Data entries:
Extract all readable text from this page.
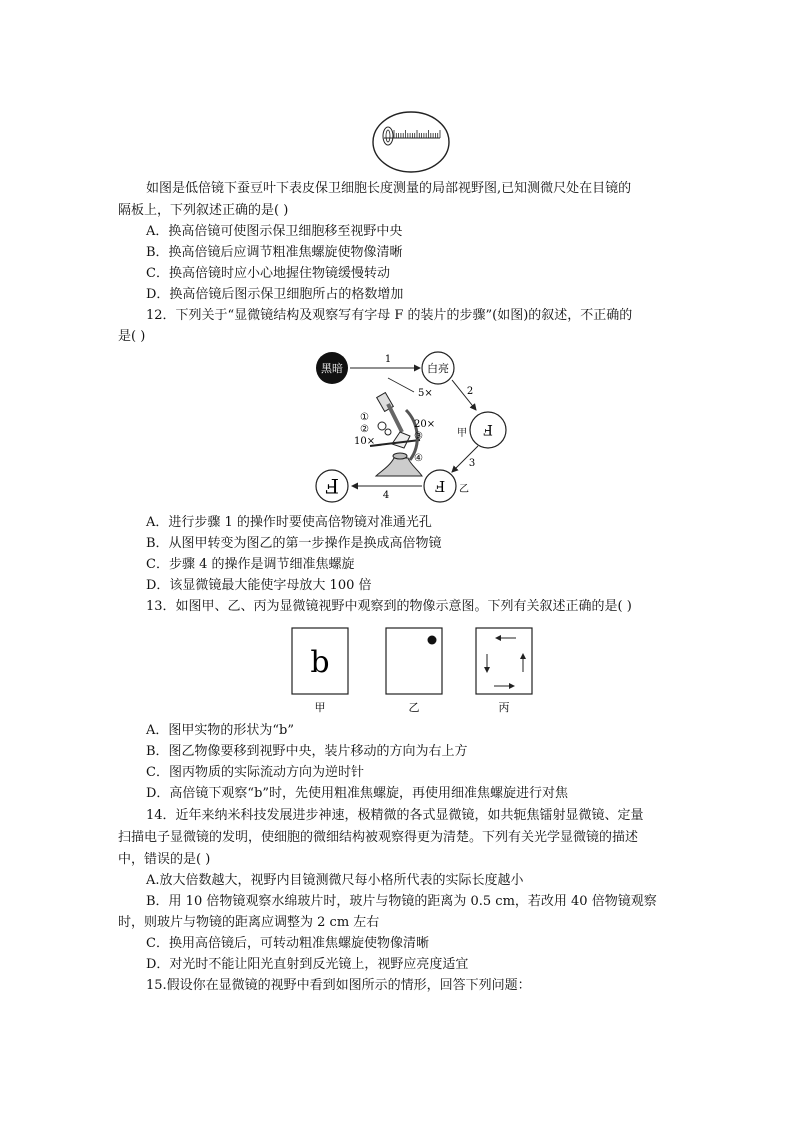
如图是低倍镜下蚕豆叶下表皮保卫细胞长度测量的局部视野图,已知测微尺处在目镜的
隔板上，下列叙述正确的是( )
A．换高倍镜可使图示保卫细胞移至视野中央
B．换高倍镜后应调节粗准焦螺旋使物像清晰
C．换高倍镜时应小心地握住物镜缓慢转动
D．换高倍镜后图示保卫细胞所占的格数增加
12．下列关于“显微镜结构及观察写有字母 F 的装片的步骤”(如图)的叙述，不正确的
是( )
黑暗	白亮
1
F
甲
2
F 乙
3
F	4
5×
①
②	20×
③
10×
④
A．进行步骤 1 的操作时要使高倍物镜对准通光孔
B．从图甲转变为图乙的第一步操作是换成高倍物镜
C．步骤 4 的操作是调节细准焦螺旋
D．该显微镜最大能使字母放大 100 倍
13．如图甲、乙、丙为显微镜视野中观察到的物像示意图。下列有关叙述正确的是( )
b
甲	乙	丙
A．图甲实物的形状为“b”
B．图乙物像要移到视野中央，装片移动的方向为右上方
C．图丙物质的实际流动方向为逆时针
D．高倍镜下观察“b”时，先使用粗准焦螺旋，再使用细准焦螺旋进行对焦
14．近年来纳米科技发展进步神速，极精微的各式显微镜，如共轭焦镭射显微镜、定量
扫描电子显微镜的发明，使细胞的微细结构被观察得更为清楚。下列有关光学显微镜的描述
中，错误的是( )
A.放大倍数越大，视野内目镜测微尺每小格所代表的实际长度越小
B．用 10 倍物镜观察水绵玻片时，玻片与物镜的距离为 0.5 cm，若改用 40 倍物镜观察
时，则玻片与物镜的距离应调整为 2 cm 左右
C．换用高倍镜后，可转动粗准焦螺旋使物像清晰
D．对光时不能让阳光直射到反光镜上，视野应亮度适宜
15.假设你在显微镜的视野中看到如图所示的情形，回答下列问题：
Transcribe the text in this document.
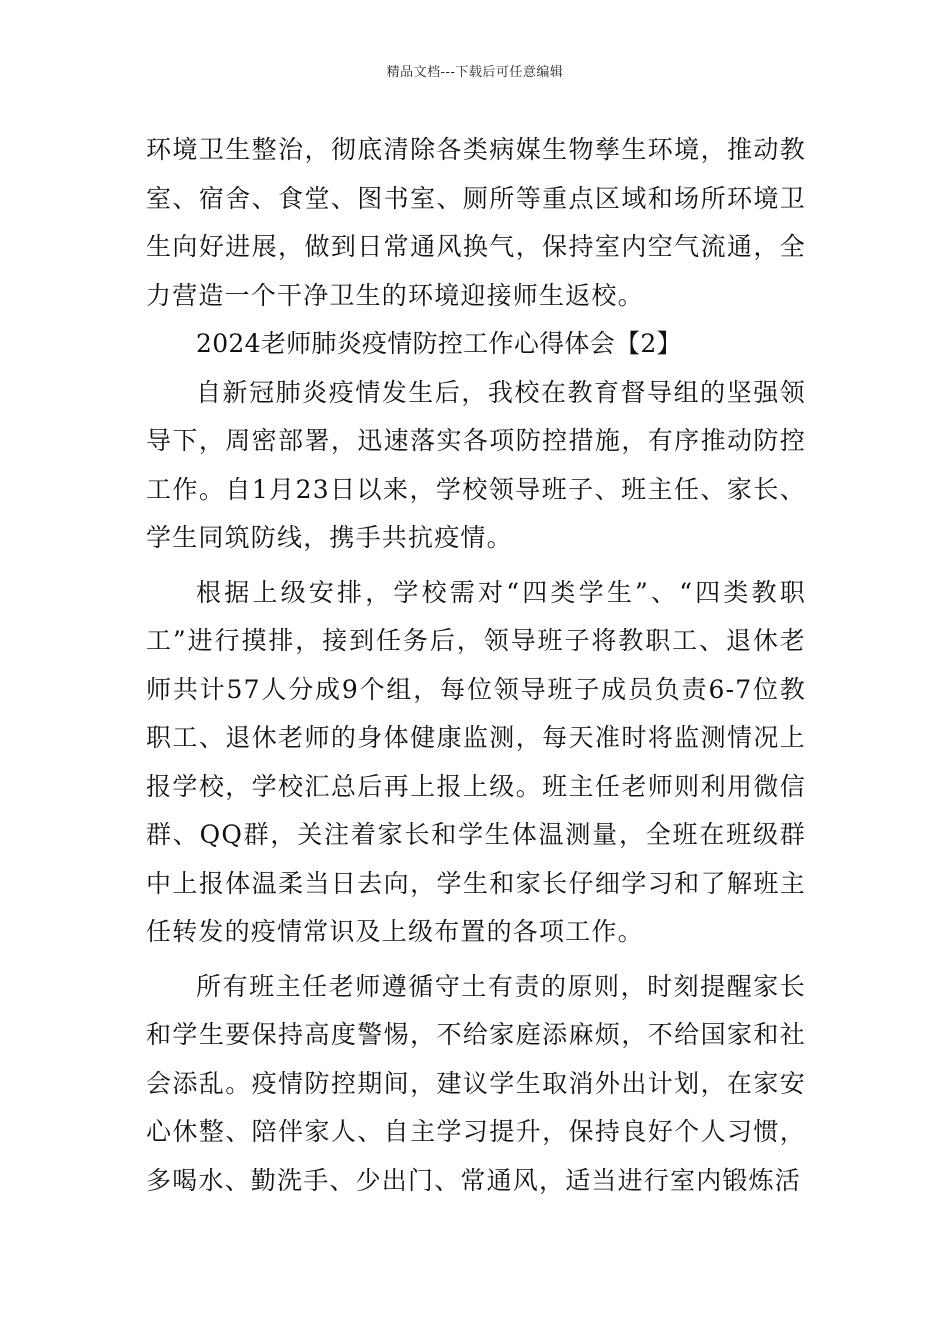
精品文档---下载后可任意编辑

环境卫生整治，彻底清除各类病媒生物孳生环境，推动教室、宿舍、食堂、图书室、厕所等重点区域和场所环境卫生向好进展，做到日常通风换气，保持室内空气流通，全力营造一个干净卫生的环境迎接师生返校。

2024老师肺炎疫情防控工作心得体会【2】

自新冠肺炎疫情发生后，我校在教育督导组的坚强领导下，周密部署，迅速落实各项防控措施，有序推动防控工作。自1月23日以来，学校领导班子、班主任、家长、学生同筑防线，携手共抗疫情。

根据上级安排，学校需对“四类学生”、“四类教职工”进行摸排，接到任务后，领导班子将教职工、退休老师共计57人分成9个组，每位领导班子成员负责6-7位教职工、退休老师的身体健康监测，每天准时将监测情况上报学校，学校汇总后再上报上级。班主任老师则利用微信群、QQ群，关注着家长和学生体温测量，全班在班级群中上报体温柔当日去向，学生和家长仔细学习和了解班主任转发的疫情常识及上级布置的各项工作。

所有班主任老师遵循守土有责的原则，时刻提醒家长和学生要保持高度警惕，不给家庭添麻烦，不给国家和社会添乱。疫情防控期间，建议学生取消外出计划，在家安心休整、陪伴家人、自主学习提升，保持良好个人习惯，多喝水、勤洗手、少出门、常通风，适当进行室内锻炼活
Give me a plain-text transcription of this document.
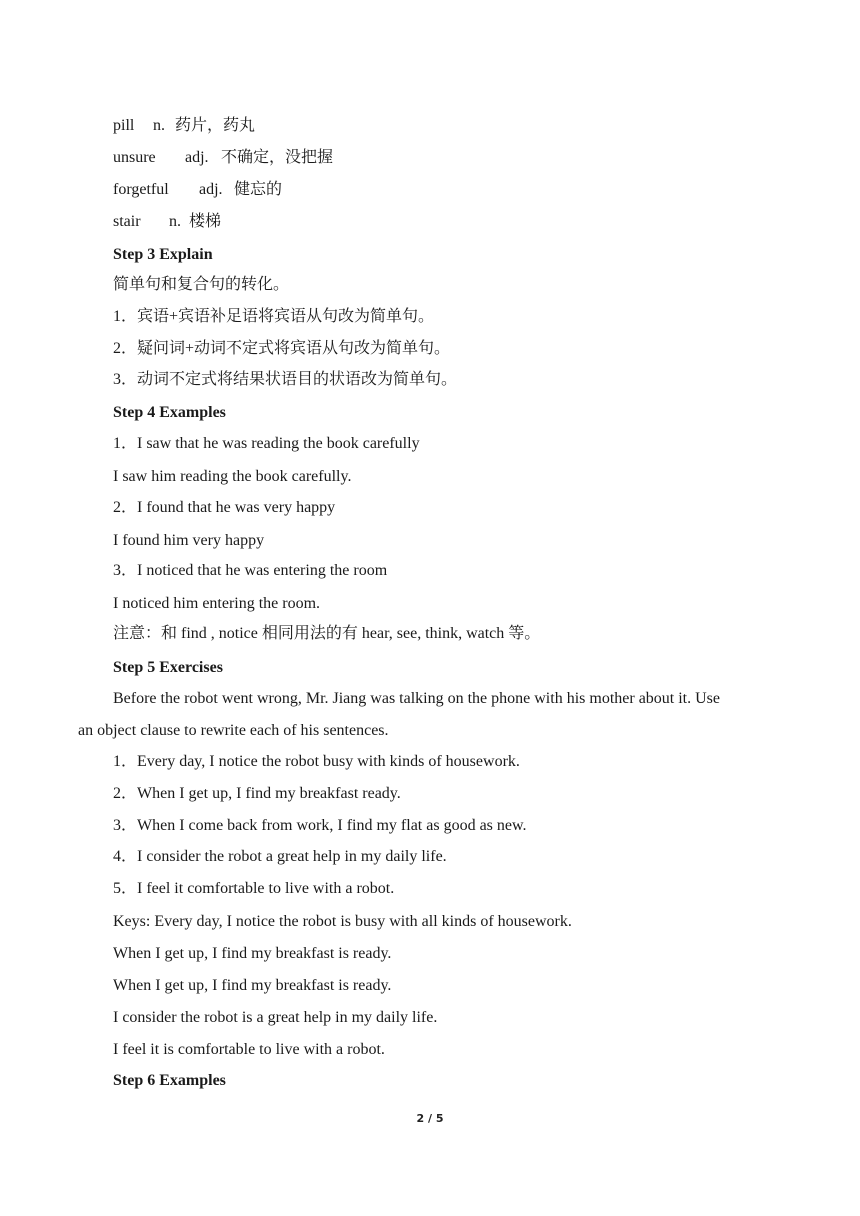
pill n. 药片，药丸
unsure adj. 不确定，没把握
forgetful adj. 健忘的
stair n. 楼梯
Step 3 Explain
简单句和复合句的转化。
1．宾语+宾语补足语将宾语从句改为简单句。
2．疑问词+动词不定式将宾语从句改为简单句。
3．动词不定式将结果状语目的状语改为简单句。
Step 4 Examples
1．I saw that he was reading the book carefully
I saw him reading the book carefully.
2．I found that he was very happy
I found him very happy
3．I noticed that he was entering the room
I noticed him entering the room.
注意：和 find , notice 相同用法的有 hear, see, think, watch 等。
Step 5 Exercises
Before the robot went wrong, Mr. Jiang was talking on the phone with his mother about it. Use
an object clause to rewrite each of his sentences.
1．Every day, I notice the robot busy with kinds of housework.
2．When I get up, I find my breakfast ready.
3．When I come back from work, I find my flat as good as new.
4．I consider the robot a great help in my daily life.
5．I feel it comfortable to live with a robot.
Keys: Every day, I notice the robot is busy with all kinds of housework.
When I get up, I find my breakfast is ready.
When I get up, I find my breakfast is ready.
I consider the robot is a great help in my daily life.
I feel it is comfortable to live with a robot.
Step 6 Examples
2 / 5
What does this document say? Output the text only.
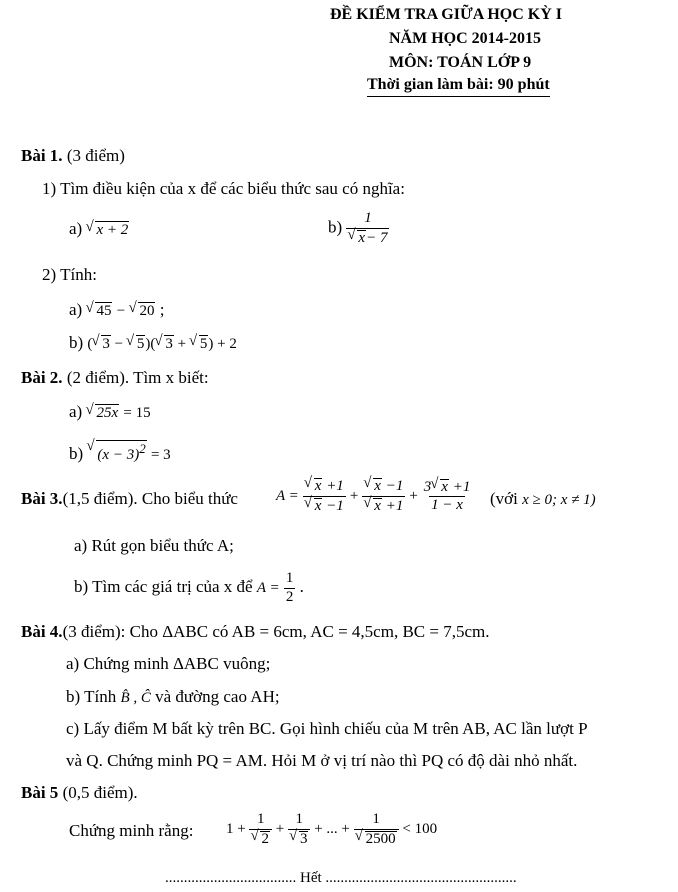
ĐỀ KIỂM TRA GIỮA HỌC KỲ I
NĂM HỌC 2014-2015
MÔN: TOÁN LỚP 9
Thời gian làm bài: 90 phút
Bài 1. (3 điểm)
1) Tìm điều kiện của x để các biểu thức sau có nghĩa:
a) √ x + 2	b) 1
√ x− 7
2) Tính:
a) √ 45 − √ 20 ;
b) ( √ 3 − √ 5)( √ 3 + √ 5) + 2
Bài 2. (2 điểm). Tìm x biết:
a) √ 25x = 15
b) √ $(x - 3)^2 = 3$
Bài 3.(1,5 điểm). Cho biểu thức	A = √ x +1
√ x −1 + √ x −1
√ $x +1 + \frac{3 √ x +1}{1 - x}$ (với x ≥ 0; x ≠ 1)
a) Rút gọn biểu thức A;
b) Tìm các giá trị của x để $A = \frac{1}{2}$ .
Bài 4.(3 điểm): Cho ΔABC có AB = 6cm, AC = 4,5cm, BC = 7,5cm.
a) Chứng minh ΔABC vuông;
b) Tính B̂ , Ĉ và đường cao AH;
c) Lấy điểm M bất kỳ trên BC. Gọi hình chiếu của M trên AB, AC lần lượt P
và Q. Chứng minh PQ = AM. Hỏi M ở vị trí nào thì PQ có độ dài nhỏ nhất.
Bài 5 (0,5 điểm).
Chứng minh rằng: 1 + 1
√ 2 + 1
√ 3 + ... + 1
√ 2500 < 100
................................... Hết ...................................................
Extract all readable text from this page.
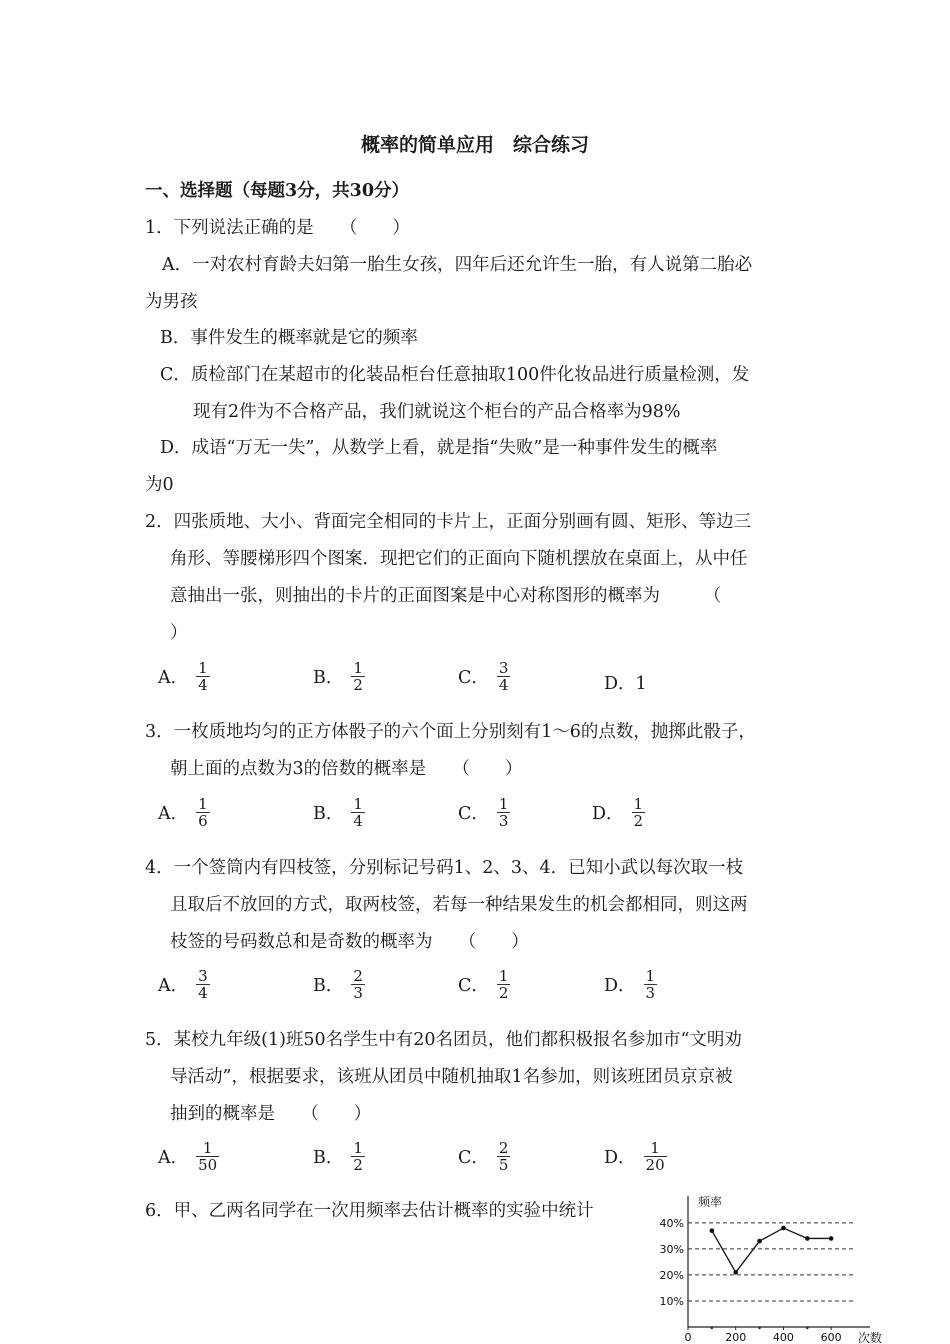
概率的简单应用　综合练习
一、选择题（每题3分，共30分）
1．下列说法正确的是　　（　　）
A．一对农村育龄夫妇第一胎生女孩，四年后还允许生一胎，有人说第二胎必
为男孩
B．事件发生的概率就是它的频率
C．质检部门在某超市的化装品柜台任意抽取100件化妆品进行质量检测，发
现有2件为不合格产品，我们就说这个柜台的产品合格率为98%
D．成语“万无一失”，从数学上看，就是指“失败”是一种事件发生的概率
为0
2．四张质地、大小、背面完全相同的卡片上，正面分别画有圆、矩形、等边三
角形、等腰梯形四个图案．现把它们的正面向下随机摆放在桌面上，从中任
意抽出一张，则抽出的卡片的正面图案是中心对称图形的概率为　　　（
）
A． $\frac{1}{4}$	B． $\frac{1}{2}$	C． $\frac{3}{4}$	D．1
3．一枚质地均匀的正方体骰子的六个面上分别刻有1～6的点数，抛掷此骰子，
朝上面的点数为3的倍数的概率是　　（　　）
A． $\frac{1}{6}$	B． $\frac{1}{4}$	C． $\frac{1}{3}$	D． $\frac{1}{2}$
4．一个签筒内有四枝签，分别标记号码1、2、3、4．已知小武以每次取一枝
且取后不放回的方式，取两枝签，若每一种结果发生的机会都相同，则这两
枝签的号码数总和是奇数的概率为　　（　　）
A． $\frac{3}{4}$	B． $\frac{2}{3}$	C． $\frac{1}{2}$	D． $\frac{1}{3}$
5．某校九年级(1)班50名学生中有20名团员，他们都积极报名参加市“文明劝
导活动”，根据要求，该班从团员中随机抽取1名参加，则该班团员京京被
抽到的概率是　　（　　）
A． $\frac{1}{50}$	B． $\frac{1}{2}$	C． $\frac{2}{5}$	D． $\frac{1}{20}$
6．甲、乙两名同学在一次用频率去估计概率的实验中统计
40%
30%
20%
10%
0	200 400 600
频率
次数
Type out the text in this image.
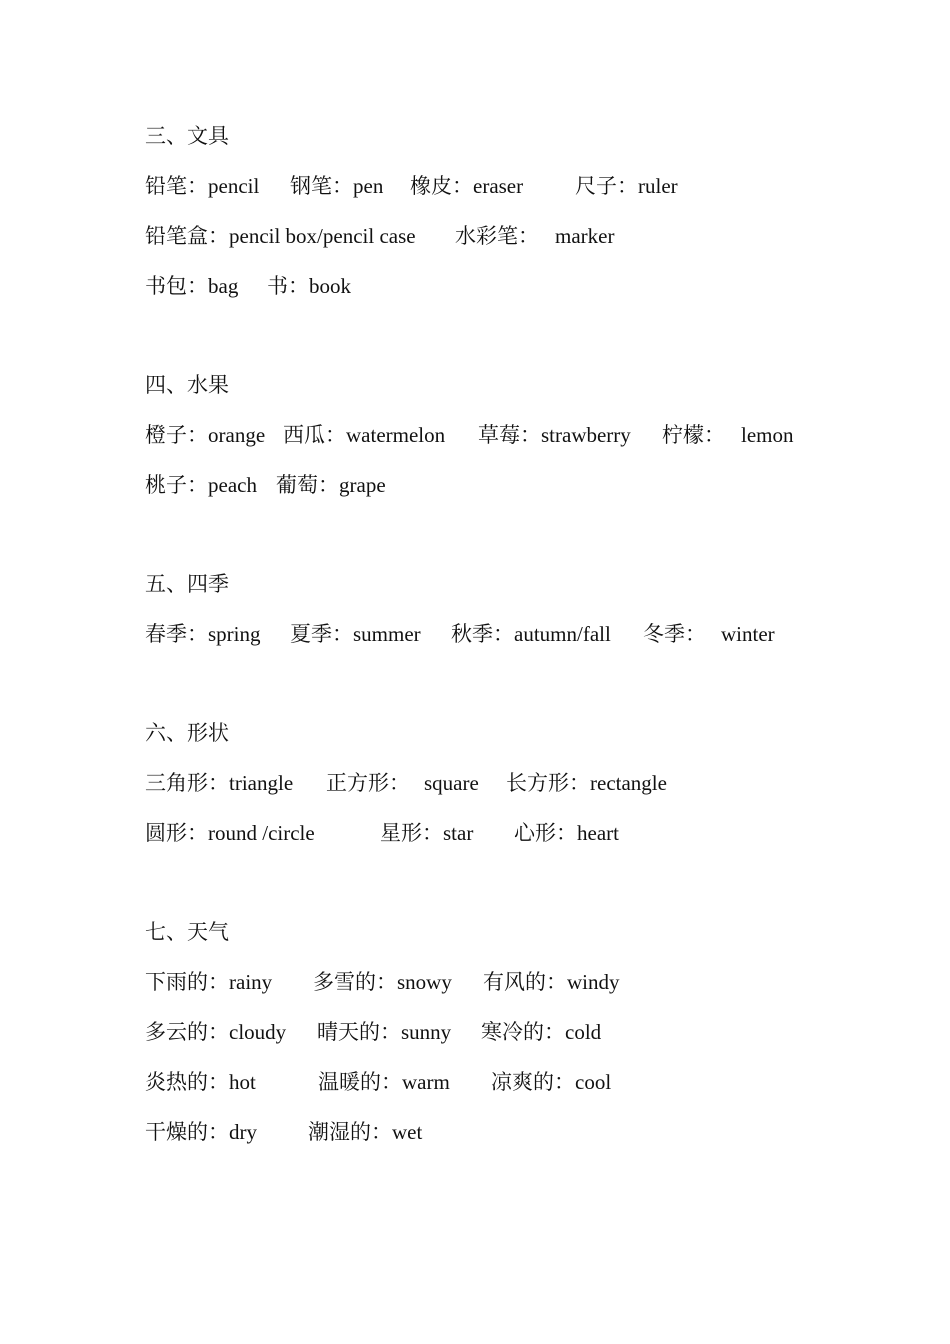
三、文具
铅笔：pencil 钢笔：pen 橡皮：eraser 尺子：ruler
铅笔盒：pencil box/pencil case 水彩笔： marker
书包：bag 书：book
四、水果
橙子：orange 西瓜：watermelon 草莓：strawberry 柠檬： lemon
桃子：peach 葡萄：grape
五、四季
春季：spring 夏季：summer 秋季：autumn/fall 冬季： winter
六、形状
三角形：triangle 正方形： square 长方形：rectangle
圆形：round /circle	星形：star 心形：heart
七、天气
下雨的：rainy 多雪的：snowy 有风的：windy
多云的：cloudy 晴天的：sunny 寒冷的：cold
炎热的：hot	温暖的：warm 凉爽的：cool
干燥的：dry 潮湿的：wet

WRITTEN EXERCISE:
Which lines above hold the word "found"? Copy each of them.

THE ANSWER:
2．I found that he was very happy
I found him very happy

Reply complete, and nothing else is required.